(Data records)

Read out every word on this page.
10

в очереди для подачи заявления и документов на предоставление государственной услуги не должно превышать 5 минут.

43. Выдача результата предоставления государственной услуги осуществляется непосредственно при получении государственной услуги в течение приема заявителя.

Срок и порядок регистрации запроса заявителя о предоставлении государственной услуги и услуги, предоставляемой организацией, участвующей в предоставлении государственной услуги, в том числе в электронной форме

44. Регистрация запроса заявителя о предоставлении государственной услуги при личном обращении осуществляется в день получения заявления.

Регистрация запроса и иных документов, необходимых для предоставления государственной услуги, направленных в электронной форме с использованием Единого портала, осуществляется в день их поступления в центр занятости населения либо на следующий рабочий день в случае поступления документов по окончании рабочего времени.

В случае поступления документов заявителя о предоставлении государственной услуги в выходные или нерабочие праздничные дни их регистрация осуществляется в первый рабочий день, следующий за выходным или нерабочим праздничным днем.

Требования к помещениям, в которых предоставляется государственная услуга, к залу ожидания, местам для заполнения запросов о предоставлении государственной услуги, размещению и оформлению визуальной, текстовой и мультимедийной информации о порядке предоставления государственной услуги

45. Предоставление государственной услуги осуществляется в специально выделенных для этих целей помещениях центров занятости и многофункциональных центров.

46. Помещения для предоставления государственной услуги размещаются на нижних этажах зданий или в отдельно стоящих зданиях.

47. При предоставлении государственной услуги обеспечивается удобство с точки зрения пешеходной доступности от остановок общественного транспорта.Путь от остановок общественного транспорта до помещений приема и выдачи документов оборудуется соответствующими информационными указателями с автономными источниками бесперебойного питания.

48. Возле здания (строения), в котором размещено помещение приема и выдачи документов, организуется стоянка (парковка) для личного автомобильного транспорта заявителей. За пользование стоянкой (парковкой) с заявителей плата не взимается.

Directions >> Keep only the lines that hold the string "транспорта", and copy them out.

Result >>
47. При предоставлении государственной услуги обеспечивается удобство с точки зрения пешеходной доступности от остановок общественного транспорта.Путь от остановок общественного транспорта до помещений приема и выдачи документов оборудуется соответствующими информационными указателями с автономными источниками бесперебойного питания.
48. Возле здания (строения), в котором размещено помещение приема и выдачи документов, организуется стоянка (парковка) для личного автомобильного транспорта заявителей. За пользование стоянкой (парковкой) с заявителей плата не взимается.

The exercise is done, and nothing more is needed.